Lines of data
** Begin **

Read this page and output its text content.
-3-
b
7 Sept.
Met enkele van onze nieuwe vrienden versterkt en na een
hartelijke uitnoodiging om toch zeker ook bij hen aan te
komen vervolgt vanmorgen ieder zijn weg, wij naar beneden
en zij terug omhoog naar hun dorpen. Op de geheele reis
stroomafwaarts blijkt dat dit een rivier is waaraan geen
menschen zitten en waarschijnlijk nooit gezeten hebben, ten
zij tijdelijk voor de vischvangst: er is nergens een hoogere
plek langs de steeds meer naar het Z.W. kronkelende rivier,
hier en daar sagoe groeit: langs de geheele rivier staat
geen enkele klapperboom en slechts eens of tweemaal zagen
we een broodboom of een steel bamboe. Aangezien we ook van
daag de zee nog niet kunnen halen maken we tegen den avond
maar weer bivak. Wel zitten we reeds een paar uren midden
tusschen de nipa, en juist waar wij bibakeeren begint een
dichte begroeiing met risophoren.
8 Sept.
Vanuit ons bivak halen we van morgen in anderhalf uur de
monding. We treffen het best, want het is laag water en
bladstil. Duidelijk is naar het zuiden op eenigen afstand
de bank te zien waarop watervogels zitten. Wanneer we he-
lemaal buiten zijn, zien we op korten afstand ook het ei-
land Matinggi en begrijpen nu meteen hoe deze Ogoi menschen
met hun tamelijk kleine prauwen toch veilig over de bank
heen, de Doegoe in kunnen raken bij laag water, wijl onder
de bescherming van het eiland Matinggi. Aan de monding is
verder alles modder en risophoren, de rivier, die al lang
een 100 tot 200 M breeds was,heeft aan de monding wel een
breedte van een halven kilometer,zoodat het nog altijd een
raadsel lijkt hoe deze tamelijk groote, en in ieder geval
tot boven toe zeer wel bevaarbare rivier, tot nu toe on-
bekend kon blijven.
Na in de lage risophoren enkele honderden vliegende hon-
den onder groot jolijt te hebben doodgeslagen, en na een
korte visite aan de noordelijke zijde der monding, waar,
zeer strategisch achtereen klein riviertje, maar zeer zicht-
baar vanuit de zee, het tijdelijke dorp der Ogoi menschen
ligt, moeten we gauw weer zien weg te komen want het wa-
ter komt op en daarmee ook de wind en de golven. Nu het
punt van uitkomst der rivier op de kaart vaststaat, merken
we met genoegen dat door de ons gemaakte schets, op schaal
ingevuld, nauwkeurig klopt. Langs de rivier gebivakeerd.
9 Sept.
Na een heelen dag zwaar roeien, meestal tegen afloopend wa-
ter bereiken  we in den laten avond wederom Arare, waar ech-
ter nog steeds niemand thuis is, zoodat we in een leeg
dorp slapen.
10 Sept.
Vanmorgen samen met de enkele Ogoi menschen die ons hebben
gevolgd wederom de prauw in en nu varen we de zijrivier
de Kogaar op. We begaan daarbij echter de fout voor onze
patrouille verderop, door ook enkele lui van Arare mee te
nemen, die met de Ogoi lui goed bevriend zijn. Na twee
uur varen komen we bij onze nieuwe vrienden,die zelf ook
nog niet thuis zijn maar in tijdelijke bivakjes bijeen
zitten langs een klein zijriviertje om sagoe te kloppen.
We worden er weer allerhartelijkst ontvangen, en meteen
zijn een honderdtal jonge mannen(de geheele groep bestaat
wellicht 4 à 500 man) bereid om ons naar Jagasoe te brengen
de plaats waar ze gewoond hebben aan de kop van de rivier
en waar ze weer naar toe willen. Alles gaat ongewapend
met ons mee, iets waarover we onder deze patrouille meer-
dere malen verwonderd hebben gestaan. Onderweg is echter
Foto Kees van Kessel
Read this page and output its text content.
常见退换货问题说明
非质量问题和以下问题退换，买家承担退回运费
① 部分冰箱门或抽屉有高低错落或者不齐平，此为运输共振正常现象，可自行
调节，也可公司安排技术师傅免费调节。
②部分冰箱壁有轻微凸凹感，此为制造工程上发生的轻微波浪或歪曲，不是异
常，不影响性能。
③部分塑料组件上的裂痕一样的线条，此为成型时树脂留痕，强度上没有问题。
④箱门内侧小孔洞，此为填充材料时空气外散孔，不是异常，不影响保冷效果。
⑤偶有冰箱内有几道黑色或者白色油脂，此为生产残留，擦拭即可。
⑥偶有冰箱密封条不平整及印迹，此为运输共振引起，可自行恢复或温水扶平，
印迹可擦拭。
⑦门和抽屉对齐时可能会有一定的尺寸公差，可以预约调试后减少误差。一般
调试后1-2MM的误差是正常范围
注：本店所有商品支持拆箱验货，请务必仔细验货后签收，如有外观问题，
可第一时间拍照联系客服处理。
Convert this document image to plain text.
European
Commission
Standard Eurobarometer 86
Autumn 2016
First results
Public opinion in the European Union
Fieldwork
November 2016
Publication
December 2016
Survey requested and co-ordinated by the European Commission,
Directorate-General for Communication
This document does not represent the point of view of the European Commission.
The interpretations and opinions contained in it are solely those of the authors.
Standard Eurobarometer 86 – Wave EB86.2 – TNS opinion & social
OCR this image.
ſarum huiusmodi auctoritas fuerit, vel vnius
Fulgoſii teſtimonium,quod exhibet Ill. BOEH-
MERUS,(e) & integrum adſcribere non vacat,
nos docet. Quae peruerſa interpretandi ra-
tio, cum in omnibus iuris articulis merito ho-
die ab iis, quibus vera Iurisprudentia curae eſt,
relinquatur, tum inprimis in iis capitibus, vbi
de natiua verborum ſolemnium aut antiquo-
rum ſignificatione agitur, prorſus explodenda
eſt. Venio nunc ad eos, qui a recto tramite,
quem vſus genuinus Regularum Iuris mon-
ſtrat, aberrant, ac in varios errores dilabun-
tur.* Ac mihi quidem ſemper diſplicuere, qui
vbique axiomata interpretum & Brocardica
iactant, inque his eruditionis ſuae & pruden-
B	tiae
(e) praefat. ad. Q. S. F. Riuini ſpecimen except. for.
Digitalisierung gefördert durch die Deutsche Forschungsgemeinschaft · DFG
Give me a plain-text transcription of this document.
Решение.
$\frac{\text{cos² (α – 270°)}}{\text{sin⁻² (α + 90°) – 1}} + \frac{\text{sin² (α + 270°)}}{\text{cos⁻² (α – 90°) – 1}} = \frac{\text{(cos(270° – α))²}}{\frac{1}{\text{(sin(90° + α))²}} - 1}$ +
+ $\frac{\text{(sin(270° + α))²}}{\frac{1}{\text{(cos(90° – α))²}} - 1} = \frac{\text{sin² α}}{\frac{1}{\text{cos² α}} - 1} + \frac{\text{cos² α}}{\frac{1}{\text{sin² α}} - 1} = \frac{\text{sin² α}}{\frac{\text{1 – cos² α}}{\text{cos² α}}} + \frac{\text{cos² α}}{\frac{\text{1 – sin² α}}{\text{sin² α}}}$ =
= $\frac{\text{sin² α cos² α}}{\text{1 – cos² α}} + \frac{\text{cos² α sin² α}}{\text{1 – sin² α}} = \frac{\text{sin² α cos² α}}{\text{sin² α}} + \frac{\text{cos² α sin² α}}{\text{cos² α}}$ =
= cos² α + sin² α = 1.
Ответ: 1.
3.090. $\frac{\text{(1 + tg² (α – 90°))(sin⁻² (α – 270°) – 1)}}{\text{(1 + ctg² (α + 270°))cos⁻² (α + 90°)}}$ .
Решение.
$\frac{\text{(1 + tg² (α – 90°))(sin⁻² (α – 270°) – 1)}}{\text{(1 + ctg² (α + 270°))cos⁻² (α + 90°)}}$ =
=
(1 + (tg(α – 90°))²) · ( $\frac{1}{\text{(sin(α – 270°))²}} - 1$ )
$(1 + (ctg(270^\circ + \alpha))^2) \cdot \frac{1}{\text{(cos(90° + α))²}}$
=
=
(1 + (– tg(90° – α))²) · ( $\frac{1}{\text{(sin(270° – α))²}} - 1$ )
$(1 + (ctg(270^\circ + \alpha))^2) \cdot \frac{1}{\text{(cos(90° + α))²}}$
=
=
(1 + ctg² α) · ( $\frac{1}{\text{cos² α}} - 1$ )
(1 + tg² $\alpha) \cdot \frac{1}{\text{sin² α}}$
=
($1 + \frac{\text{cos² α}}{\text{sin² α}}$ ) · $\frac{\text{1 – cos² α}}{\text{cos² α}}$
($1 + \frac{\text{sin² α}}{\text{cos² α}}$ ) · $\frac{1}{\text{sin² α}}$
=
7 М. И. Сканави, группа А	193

** End **

TASK TO CARRY OUT.
Report each line in the data that holds the word "halen".

TASK RESPONSE.
daag de zee nog niet kunnen halen maken we tegen den avond
Vanuit ons bivak halen we van morgen in anderhalf uur de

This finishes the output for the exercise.